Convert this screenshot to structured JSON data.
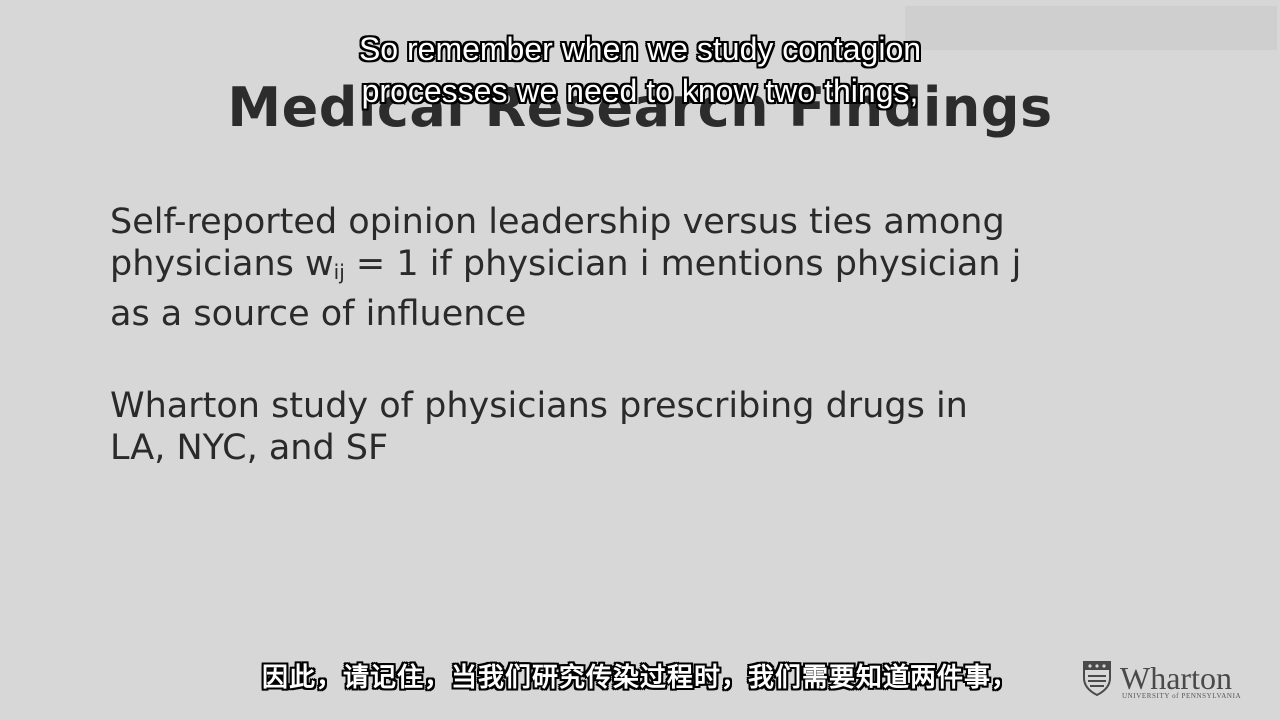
{
  "slide": {
    "title": "Medical Research Findings",
    "para1": {
      "line1": "Self-reported opinion leadership versus ties among",
      "line2_pre": "physicians w",
      "line2_sub": "ij",
      "line2_post": " = 1 if physician i mentions physician j",
      "line3": "as a source of influence"
    },
    "para2": {
      "line1": "Wharton study of physicians prescribing drugs in",
      "line2": "LA, NYC, and SF"
    }
  },
  "captions": {
    "english_line1": "So remember when we study contagion",
    "english_line2": "processes we need to know two things,",
    "chinese": "因此，请记住，当我们研究传染过程时，我们需要知道两件事，"
  },
  "logo": {
    "name": "Wharton",
    "subtitle": "UNIVERSITY of PENNSYLVANIA",
    "icon": "shield-icon"
  },
  "colors": {
    "background": "#d7d7d7",
    "text": "#2b2b2b",
    "caption_text": "#ffffff",
    "caption_outline": "#000000"
  }
}
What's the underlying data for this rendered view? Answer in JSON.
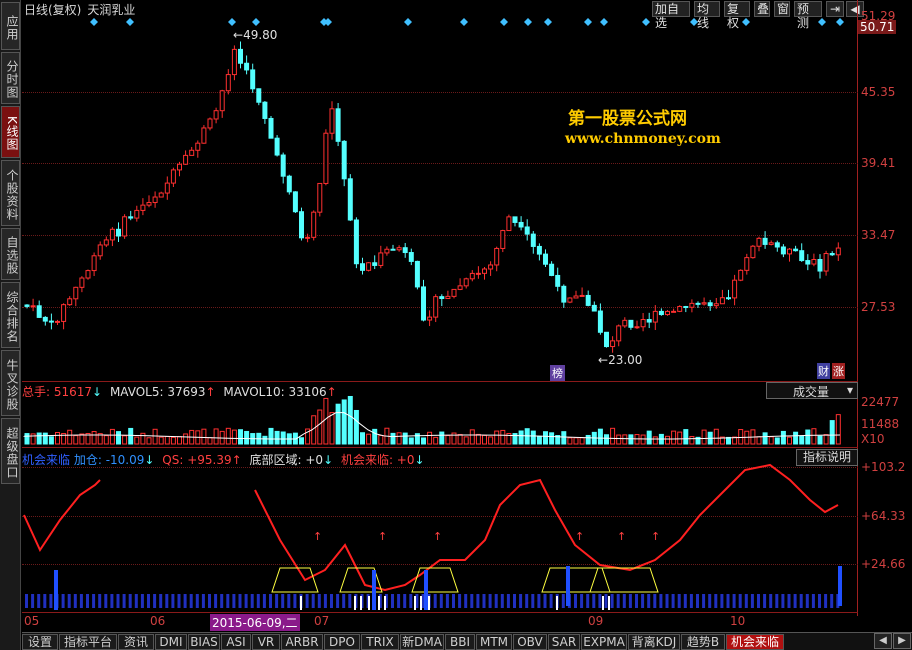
{
  "left_nav": [
    "应用",
    "分时图",
    "K线图",
    "个股资料",
    "自选股",
    "综合排名",
    "牛叉诊股",
    "超级盘口"
  ],
  "left_nav_active": 2,
  "top_bar": {
    "chart_type": "日线(复权)",
    "stock_name": "天润乳业",
    "buttons": [
      "加自选",
      "均线",
      "复权",
      "叠",
      "窗",
      "预测"
    ],
    "nav_glyphs": [
      "⇥",
      "◀"
    ]
  },
  "price_axis": [
    "51.29",
    "50.71",
    "45.35",
    "39.41",
    "33.47",
    "27.53"
  ],
  "annotations": {
    "high": "49.80",
    "low": "23.00",
    "badge_bang": "榜",
    "badge_cai": "财",
    "badge_zhang": "涨",
    "watermark_title": "第一股票公式网",
    "watermark_url": "www.chnmoney.com"
  },
  "volume": {
    "label_total": "总手: 51617",
    "label_mavol5": "MAVOL5: 37693",
    "label_mavol10": "MAVOL10: 33106",
    "dropdown": "成交量",
    "axis": [
      "22477",
      "11488",
      "X10"
    ]
  },
  "indicator": {
    "name": "机会来临",
    "label_jiacang": "加仓: -10.09",
    "label_qs": "QS: +95.39",
    "label_dibu": "底部区域: +0",
    "label_jihui": "机会来临: +0",
    "button": "指标说明",
    "axis": [
      "+103.2",
      "+64.33",
      "+24.66"
    ]
  },
  "date_axis": [
    "05",
    "06",
    "07",
    "09",
    "10"
  ],
  "date_highlight": "2015-06-09,二",
  "tabs": [
    "设置",
    "指标平台",
    "资讯",
    "DMI",
    "BIAS",
    "ASI",
    "VR",
    "ARBR",
    "DPO",
    "TRIX",
    "新DMA",
    "BBI",
    "MTM",
    "OBV",
    "SAR",
    "EXPMA",
    "背离KDJ",
    "趋势B",
    "机会来临"
  ],
  "tabs_active": 18,
  "colors": {
    "up": "#ff3030",
    "down": "#54ffff",
    "axis": "#a02020",
    "accent_gold": "#ffcc00",
    "signal_blue": "#3090ff",
    "ma_yellow": "#ffff40"
  }
}
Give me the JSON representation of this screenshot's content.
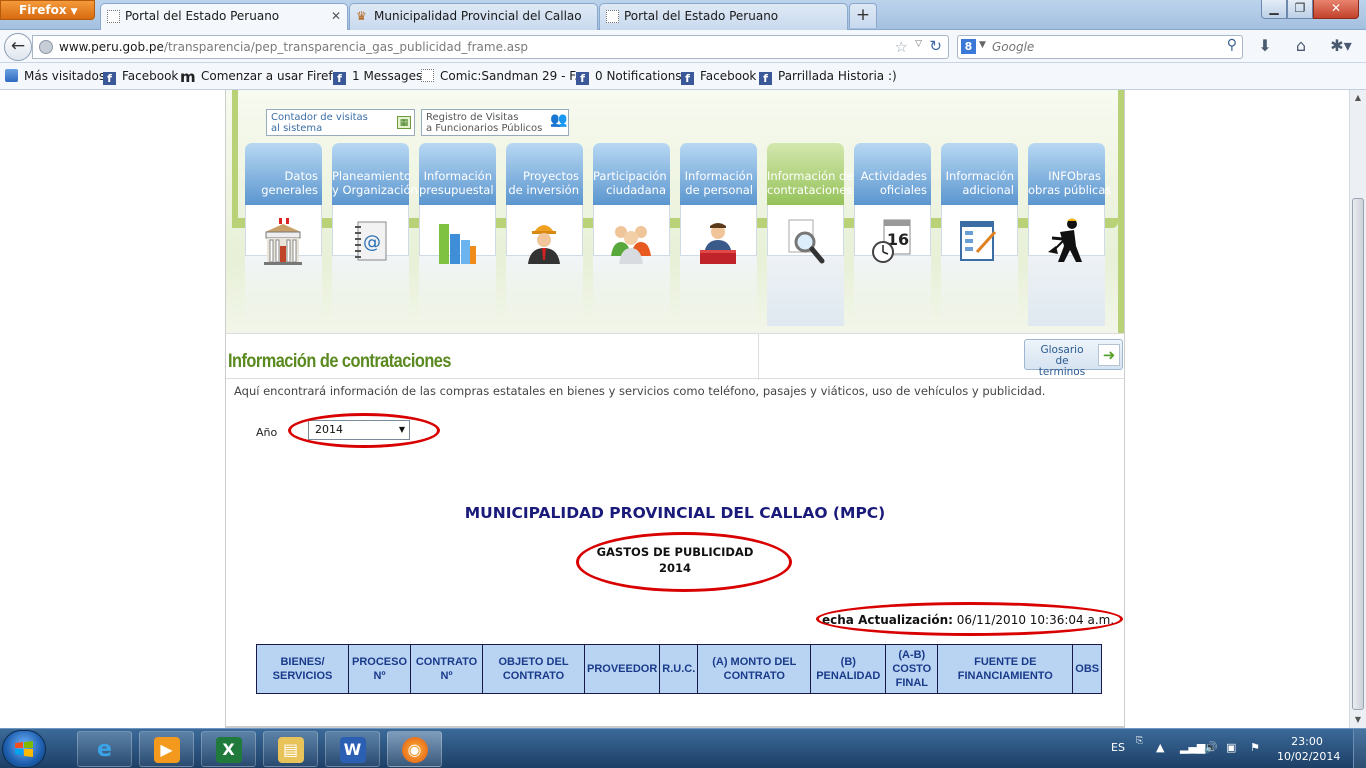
{
  "browser": {
    "menu_button": "Firefox",
    "tabs": [
      {
        "label": "Portal del Estado Peruano",
        "active": true
      },
      {
        "label": "Municipalidad Provincial del Callao",
        "active": false
      },
      {
        "label": "Portal del Estado Peruano",
        "active": false
      }
    ],
    "url_domain": "www.peru.gob.pe",
    "url_path": "/transparencia/pep_transparencia_gas_publicidad_frame.asp",
    "search_placeholder": "Google",
    "bookmarks": [
      {
        "label": "Más visitados",
        "icon": "most-visited-icon"
      },
      {
        "label": "Facebook",
        "icon": "facebook-icon"
      },
      {
        "label": "Comenzar a usar Firefox",
        "icon": "mozilla-icon"
      },
      {
        "label": "1 Messages",
        "icon": "facebook-icon"
      },
      {
        "label": "Comic:Sandman 29 - F...",
        "icon": "page-icon"
      },
      {
        "label": "0 Notifications",
        "icon": "facebook-icon"
      },
      {
        "label": "Facebook",
        "icon": "facebook-icon"
      },
      {
        "label": "Parrillada Historia :)",
        "icon": "facebook-icon"
      }
    ]
  },
  "site": {
    "top_links": {
      "visitas": [
        "Contador de visitas",
        "al sistema"
      ],
      "registro": [
        "Registro de Visitas",
        "a Funcionarios Públicos"
      ]
    },
    "menu": [
      {
        "line1": "Datos",
        "line2": "generales",
        "icon": "building-icon",
        "selected": false
      },
      {
        "line1": "Planeamiento",
        "line2": "y Organización",
        "icon": "address-book-icon",
        "selected": false
      },
      {
        "line1": "Información",
        "line2": "presupuestal",
        "icon": "bar-chart-icon",
        "selected": false
      },
      {
        "line1": "Proyectos",
        "line2": "de inversión",
        "icon": "engineer-icon",
        "selected": false
      },
      {
        "line1": "Participación",
        "line2": "ciudadana",
        "icon": "people-icon",
        "selected": false
      },
      {
        "line1": "Información",
        "line2": "de personal",
        "icon": "employee-icon",
        "selected": false
      },
      {
        "line1": "Información de",
        "line2": "contrataciones",
        "icon": "magnifier-icon",
        "selected": true
      },
      {
        "line1": "Actividades",
        "line2": "oficiales",
        "icon": "calendar-clock-icon",
        "selected": false
      },
      {
        "line1": "Información",
        "line2": "adicional",
        "icon": "form-edit-icon",
        "selected": false
      },
      {
        "line1": "INFObras",
        "line2": "obras públicas",
        "icon": "worker-icon",
        "selected": false
      }
    ],
    "calendar_day": "16",
    "section_title": "Información de contrataciones",
    "glosario": [
      "Glosario",
      "de terminos"
    ],
    "intro": "Aquí encontrará información de las compras estatales en bienes y servicios como teléfono, pasajes y viáticos, uso de vehículos y publicidad.",
    "year_label": "Año",
    "year_value": "2014",
    "entity": "MUNICIPALIDAD PROVINCIAL DEL CALLAO (MPC)",
    "report_title": "GASTOS DE PUBLICIDAD",
    "report_year": "2014",
    "fecha_label": "echa Actualización:",
    "fecha_value": "06/11/2010 10:36:04 a.m.",
    "table_headers": [
      [
        "BIENES/",
        "SERVICIOS"
      ],
      [
        "PROCESO",
        "Nº"
      ],
      [
        "CONTRATO",
        "Nº"
      ],
      [
        "OBJETO DEL",
        "CONTRATO"
      ],
      [
        "PROVEEDOR"
      ],
      [
        "R.U.C."
      ],
      [
        "(A) MONTO DEL",
        "CONTRATO"
      ],
      [
        "(B)",
        "PENALIDAD"
      ],
      [
        "(A-B)",
        "COSTO",
        "FINAL"
      ],
      [
        "FUENTE DE",
        "FINANCIAMIENTO"
      ],
      [
        "OBS"
      ]
    ],
    "colors": {
      "accent_green": "#5a8a1f",
      "tab_blue": "#5b96cf",
      "highlight_red": "#d90000",
      "header_bg": "#b9d4f3"
    }
  },
  "taskbar": {
    "apps": [
      "internet-explorer-icon",
      "media-player-icon",
      "excel-icon",
      "explorer-icon",
      "word-icon",
      "firefox-icon"
    ],
    "language": "ES",
    "time": "23:00",
    "date": "10/02/2014"
  }
}
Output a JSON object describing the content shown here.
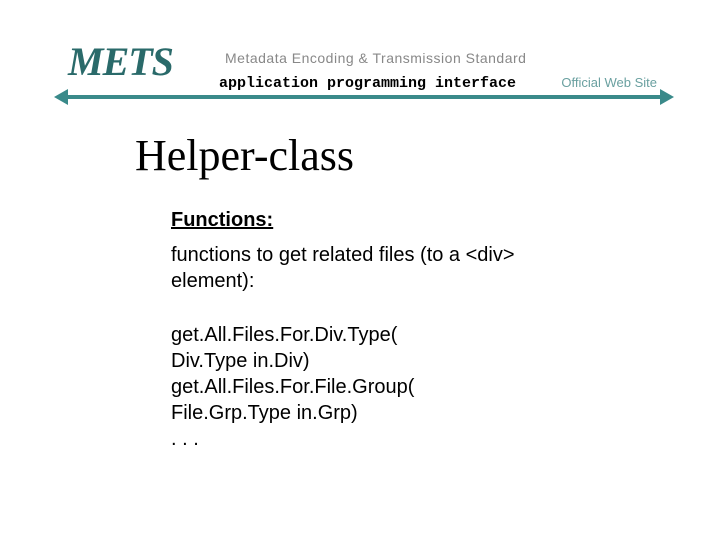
{
  "header": {
    "logo_text": "METS",
    "logo_subtitle": "Metadata Encoding & Transmission Standard",
    "api_label": "application programming interface",
    "site_label": "Official Web Site"
  },
  "main": {
    "title": "Helper-class",
    "section_label": "Functions:",
    "description": "functions to get related files (to a <div> element):",
    "code_lines": [
      "get.All.Files.For.Div.Type(",
      "Div.Type in.Div)",
      "get.All.Files.For.File.Group(",
      "File.Grp.Type in.Grp)",
      ". . ."
    ]
  }
}
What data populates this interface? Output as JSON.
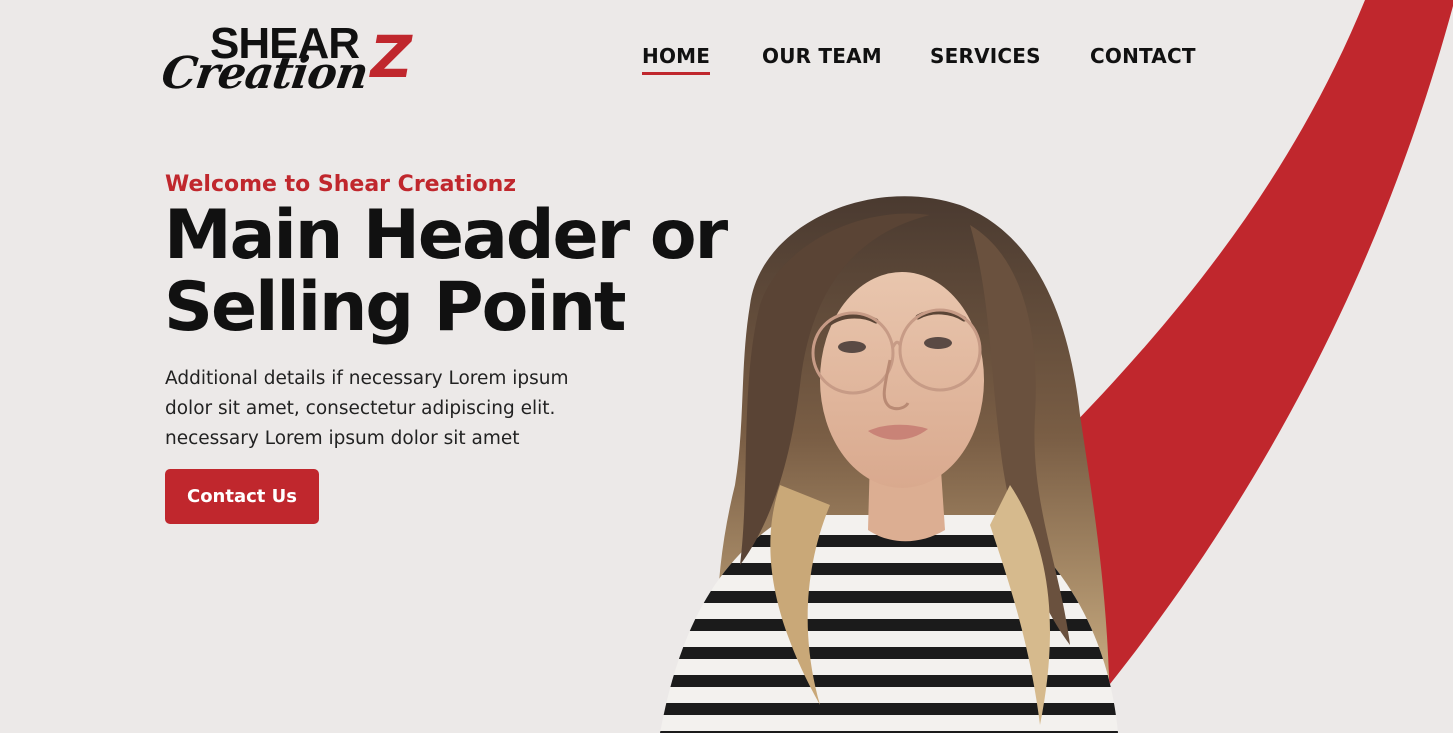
{
  "colors": {
    "background": "#ECE9E8",
    "accent": "#C0272D",
    "text": "#111111"
  },
  "logo": {
    "line1": "SHEAR",
    "line2": "Creation",
    "accent_letter": "Z"
  },
  "nav": {
    "items": [
      {
        "label": "HOME",
        "active": true
      },
      {
        "label": "OUR TEAM",
        "active": false
      },
      {
        "label": "SERVICES",
        "active": false
      },
      {
        "label": "CONTACT",
        "active": false
      }
    ]
  },
  "hero": {
    "welcome": "Welcome to Shear Creationz",
    "headline": "Main Header or Selling Point",
    "subtext": "Additional details if necessary Lorem ipsum dolor sit amet, consectetur adipiscing elit. necessary Lorem ipsum dolor sit amet",
    "cta_label": "Contact Us",
    "photo_icon": "woman-portrait-image"
  }
}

■ ■ ■

Only the lines from the line with "What data populates" to the end of the records should be repeated, exactly and without pictures.

What data populates this interface? Output as JSON.
{
  "colors": {
    "background": "#ECE9E8",
    "accent": "#C0272D",
    "text": "#111111"
  },
  "logo": {
    "line1": "SHEAR",
    "line2": "Creation",
    "accent_letter": "Z"
  },
  "nav": {
    "items": [
      {
        "label": "HOME",
        "active": true
      },
      {
        "label": "OUR TEAM",
        "active": false
      },
      {
        "label": "SERVICES",
        "active": false
      },
      {
        "label": "CONTACT",
        "active": false
      }
    ]
  },
  "hero": {
    "welcome": "Welcome to Shear Creationz",
    "headline": "Main Header or Selling Point",
    "subtext": "Additional details if necessary Lorem ipsum dolor sit amet, consectetur adipiscing elit. necessary Lorem ipsum dolor sit amet",
    "cta_label": "Contact Us",
    "photo_icon": "woman-portrait-image"
  }
}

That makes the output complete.